▶ **Extracted information**

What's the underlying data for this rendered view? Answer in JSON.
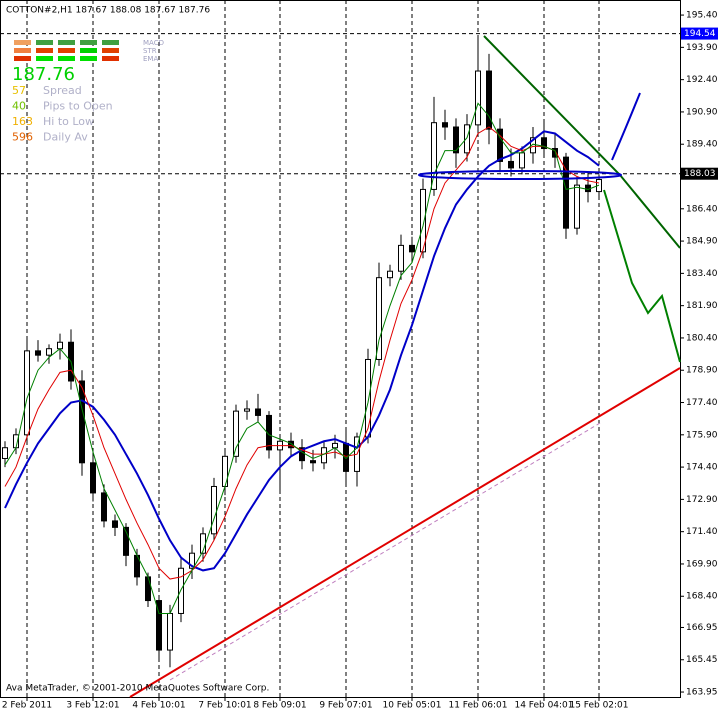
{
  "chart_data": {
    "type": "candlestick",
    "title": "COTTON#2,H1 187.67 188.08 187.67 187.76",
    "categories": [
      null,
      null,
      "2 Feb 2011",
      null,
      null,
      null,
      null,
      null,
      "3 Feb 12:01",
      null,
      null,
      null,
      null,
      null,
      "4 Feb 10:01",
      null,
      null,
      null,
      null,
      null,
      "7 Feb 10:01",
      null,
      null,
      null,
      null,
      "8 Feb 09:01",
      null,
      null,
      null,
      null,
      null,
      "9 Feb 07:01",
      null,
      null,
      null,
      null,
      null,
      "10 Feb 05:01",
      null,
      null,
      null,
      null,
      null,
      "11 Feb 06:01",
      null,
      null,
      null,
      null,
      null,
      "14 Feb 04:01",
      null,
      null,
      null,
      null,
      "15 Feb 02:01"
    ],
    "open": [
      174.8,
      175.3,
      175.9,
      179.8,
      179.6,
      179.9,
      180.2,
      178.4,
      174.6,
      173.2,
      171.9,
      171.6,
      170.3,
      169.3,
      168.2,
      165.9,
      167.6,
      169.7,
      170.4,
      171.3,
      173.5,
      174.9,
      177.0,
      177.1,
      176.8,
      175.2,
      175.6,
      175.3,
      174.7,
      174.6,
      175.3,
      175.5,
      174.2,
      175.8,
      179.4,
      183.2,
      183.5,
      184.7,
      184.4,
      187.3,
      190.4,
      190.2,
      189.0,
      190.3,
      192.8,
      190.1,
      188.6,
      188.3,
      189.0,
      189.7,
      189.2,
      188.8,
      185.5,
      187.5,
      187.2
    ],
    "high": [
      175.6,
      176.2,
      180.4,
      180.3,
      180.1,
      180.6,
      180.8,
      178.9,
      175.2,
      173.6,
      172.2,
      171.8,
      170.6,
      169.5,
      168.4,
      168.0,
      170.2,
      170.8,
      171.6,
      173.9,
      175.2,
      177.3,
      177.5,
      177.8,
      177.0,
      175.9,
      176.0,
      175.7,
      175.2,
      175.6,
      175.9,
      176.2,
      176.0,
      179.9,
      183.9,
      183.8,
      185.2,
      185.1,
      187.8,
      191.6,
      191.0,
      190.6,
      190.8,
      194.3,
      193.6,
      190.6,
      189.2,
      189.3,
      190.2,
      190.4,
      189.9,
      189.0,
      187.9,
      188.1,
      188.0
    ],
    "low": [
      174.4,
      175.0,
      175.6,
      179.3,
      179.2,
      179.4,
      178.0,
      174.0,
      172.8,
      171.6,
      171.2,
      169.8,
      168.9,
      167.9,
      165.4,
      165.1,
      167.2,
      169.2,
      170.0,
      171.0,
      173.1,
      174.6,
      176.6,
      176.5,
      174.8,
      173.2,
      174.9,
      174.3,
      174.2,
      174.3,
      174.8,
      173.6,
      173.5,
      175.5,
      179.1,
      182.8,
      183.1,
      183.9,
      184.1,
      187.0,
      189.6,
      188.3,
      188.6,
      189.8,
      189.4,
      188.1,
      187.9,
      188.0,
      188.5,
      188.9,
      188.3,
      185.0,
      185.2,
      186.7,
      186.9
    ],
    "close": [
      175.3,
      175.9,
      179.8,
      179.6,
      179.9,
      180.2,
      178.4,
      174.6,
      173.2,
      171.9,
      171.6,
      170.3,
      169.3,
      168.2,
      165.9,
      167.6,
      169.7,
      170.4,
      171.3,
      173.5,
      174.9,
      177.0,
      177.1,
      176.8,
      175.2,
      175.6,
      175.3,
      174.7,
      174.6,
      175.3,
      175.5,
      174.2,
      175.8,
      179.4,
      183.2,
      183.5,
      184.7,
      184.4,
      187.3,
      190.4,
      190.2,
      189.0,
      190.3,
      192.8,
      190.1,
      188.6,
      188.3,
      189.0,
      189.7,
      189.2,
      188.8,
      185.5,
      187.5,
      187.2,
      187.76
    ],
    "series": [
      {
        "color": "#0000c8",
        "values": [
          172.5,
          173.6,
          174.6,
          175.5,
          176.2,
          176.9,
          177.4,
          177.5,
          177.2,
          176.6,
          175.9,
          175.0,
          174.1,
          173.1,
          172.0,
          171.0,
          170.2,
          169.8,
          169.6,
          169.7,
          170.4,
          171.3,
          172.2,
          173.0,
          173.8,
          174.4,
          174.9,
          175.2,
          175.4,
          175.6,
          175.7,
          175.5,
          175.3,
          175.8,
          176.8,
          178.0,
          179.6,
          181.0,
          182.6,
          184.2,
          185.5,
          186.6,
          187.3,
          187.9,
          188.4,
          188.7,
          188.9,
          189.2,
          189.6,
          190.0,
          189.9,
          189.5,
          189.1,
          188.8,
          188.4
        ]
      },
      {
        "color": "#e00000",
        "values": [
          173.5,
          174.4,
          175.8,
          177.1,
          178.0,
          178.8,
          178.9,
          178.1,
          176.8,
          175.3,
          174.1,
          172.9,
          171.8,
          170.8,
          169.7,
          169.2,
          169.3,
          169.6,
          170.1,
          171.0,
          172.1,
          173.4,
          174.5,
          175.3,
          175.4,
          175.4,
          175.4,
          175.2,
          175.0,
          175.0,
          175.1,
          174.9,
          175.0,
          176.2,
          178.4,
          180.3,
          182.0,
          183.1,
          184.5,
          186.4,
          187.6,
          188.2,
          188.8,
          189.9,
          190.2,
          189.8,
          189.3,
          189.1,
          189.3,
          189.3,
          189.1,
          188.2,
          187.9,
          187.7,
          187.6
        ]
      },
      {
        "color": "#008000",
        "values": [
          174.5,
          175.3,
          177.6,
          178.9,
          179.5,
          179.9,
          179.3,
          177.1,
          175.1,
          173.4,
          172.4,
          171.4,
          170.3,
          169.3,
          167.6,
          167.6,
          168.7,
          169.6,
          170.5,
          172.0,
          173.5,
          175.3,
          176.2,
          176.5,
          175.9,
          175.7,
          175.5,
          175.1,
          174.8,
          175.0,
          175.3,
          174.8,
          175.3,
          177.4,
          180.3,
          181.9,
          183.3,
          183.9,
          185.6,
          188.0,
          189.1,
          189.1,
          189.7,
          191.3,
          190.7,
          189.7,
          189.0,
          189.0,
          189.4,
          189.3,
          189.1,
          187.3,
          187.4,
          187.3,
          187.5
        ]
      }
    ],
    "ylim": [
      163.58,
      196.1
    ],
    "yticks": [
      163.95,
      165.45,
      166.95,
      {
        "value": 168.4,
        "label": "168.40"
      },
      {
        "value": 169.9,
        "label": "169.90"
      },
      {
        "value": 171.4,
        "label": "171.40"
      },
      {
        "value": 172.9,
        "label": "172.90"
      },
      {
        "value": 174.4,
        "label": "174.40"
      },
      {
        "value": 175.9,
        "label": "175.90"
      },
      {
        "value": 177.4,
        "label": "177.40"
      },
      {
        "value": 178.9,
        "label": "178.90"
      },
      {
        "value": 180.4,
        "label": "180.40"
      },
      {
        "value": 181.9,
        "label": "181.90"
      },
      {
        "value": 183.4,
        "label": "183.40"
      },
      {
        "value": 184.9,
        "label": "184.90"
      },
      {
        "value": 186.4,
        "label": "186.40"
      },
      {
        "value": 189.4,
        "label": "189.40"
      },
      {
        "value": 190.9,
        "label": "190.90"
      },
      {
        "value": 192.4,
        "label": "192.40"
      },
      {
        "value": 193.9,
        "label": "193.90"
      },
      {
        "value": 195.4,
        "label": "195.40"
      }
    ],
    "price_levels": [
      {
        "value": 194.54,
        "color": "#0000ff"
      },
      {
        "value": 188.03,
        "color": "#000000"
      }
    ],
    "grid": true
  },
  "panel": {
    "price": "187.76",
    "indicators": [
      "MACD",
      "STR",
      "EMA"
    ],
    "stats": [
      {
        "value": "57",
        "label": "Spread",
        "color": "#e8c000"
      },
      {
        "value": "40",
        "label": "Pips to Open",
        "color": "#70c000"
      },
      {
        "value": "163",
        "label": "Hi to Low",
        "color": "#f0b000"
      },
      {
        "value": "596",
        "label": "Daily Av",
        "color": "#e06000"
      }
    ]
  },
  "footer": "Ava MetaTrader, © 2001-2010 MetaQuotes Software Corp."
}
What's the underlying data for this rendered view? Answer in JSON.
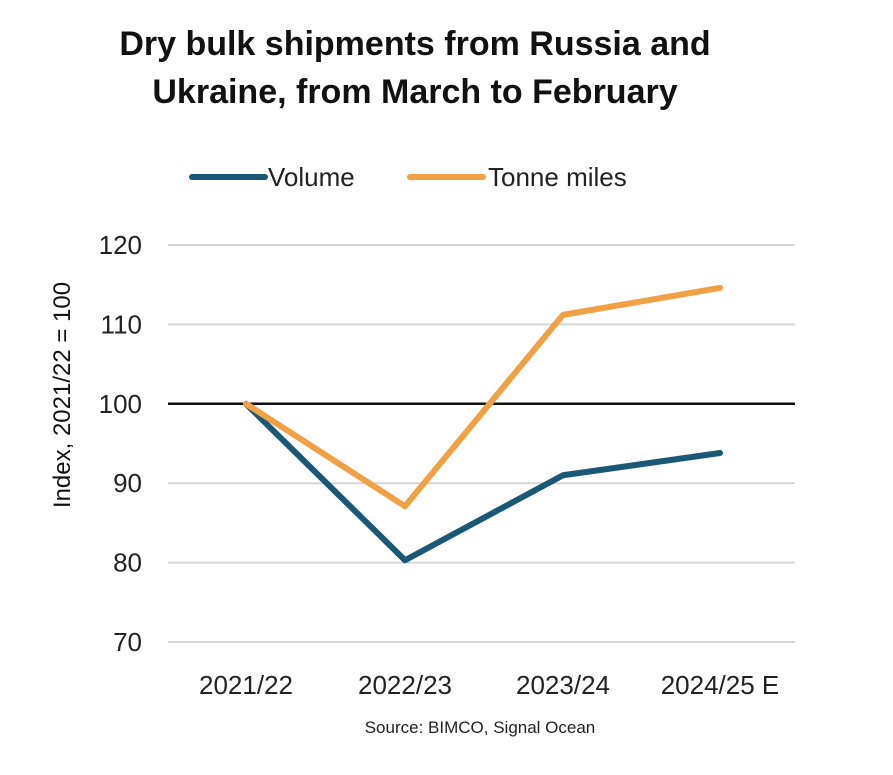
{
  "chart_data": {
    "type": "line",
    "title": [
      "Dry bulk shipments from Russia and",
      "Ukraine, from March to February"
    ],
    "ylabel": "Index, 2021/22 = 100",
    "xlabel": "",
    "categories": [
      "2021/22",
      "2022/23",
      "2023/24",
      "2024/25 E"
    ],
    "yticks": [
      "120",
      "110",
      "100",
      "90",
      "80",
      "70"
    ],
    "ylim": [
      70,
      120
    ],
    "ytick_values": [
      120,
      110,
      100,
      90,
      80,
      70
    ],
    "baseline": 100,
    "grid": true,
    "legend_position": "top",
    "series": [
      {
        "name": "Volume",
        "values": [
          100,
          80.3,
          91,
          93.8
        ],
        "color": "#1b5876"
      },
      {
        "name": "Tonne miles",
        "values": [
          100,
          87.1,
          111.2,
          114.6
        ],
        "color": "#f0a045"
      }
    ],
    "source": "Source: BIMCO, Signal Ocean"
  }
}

▶ **Do this**
Take every line above carrying "from" and return it.

▶ **Solution to this exercise**
      "Dry bulk shipments from Russia and",
      "Ukraine, from March to February"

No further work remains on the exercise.